DIRECTIONS -
Copy out the vibration absorber abstract below in full, character for character.

PAGE EXTRACT -

....................

PARAMETERS OPTIMIZATION OF A DYNAMIC VIBRATION ABSORBER WITH INERTER AND GROUNDED STIFFNESS

  • 摘要: 大多数机械振动属于有害振动, 不仅会产生噪声还会降低设备的使用寿命和工作性能. 接地刚度和惯容这两种器件均能改变系统的固有频率, 在振动控制领域中有着良好的效果. 但目前的大部分研究仅着眼于单一元件对系统产生的影响, 而此类吸振器逐渐难以满足设备对振动控制需求的增长. 在Voigt型动力吸振器模型的基础上, 提出了一种含有惯容和接地刚度的新型动力吸振器模型, 详细研究了该模型的最优设计参数, 推导出最优设计公式的解析解. 首先通过牛顿第二定律建立起二自由度系统的运动微分方程, 计算出系统解析解, 发现系统存在3个与阻尼比无关的固定点, 利用固定点理论得到了动力吸振器的最优频率比. 为保证系统稳定性, 筛选最优接地刚度比时, 发现不恰当的惯容系数会导致系统产生失稳现象, 进而推导出惯容最佳工作范围, 最终得到了最优接地刚度比和近似最优阻尼比. 分析了惯容系数取值在最佳范围以外时系统的工作情况, 并给出了实际应用中的建议. 通过数值仿真验证了推导得到解析解的正确性. 与多种已有的动力吸振器在简谐激励和随机激励的工况下进行对比, 说明了该模型能够大幅降低主系统振幅, 拓宽减振频带, 为设计新型吸振器提供了理论依据.

....................

RAW DATA -
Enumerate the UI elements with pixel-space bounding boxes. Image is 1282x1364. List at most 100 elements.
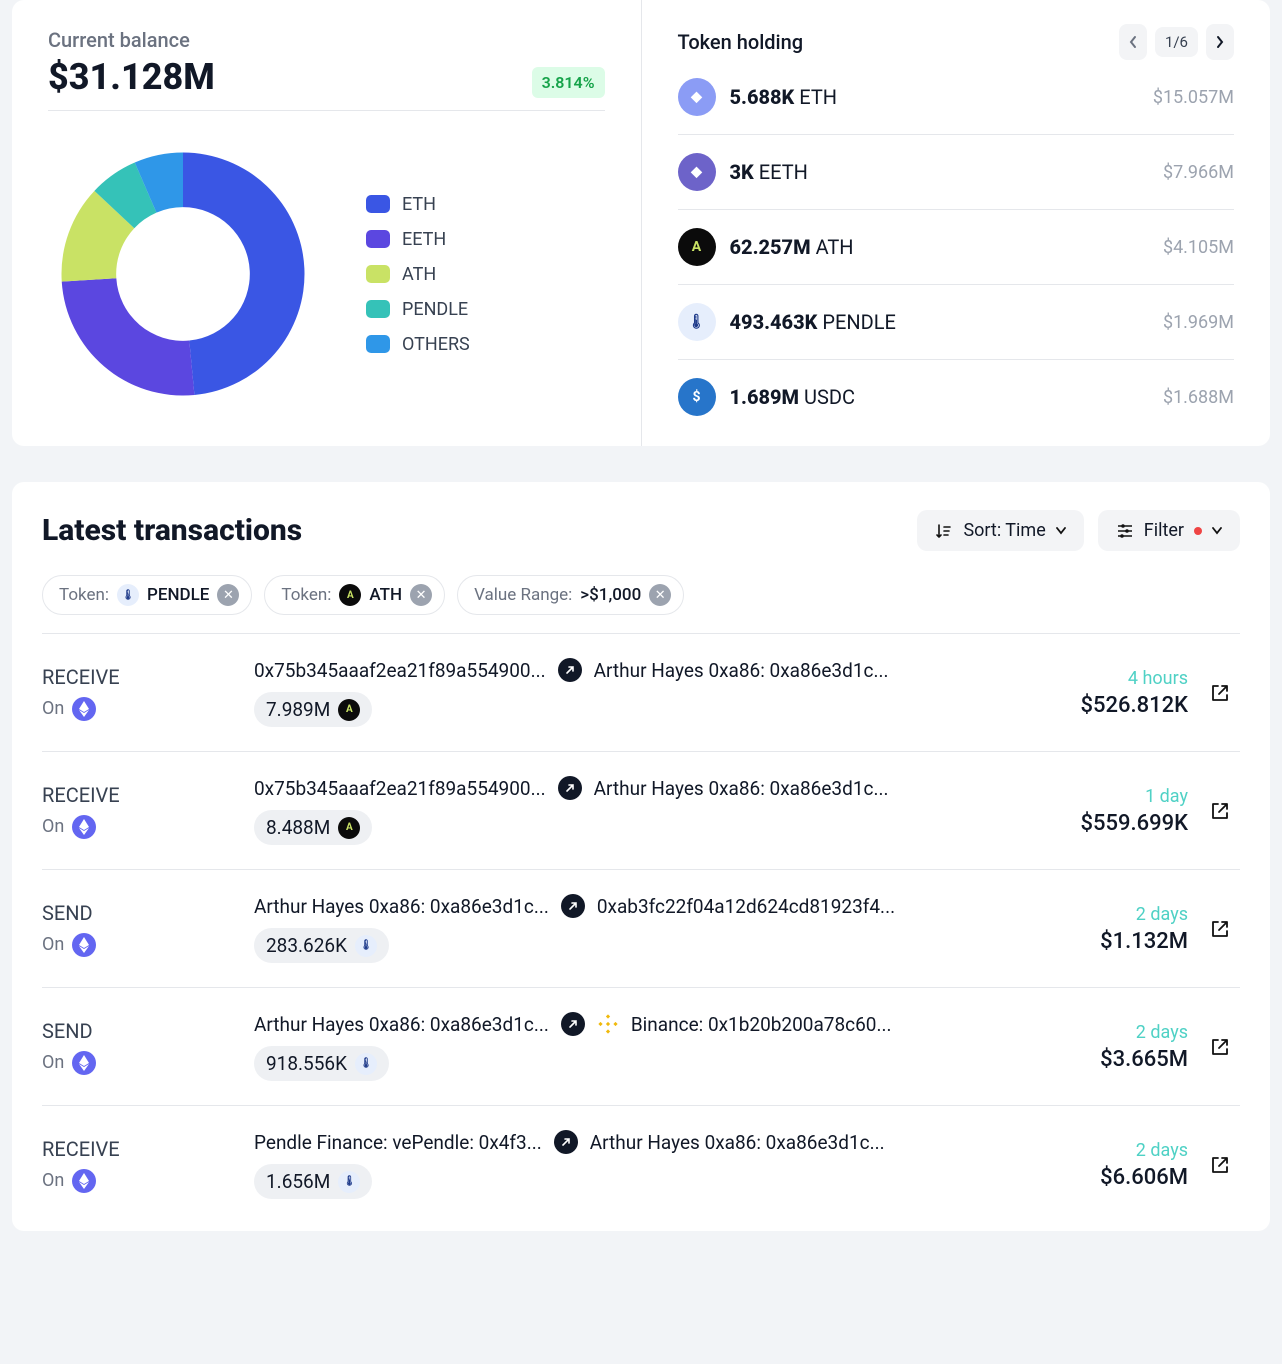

....................

ANSWER TO THIS PROBLEM -
PARAMETERS OPTIMIZATION OF A DYNAMIC VIBRATION ABSORBER WITH INERTER AND GROUNDED STIFFNESS

  • 摘要: 大多数机械振动属于有害振动, 不仅会产生噪声还会降低设备的使用寿命和工作性能. 接地刚度和惯容这两种器件均能改变系统的固有频率, 在振动控制领域中有着良好的效果. 但目前的大部分研究仅着眼于单一元件对系统产生的影响, 而此类吸振器逐渐难以满足设备对振动控制需求的增长. 在Voigt型动力吸振器模型的基础上, 提出了一种含有惯容和接地刚度的新型动力吸振器模型, 详细研究了该模型的最优设计参数, 推导出最优设计公式的解析解. 首先通过牛顿第二定律建立起二自由度系统的运动微分方程, 计算出系统解析解, 发现系统存在3个与阻尼比无关的固定点, 利用固定点理论得到了动力吸振器的最优频率比. 为保证系统稳定性, 筛选最优接地刚度比时, 发现不恰当的惯容系数会导致系统产生失稳现象, 进而推导出惯容最佳工作范围, 最终得到了最优接地刚度比和近似最优阻尼比. 分析了惯容系数取值在最佳范围以外时系统的工作情况, 并给出了实际应用中的建议. 通过数值仿真验证了推导得到解析解的正确性. 与多种已有的动力吸振器在简谐激励和随机激励的工况下进行对比, 说明了该模型能够大幅降低主系统振幅, 拓宽减振频带, 为设计新型吸振器提供了理论依据.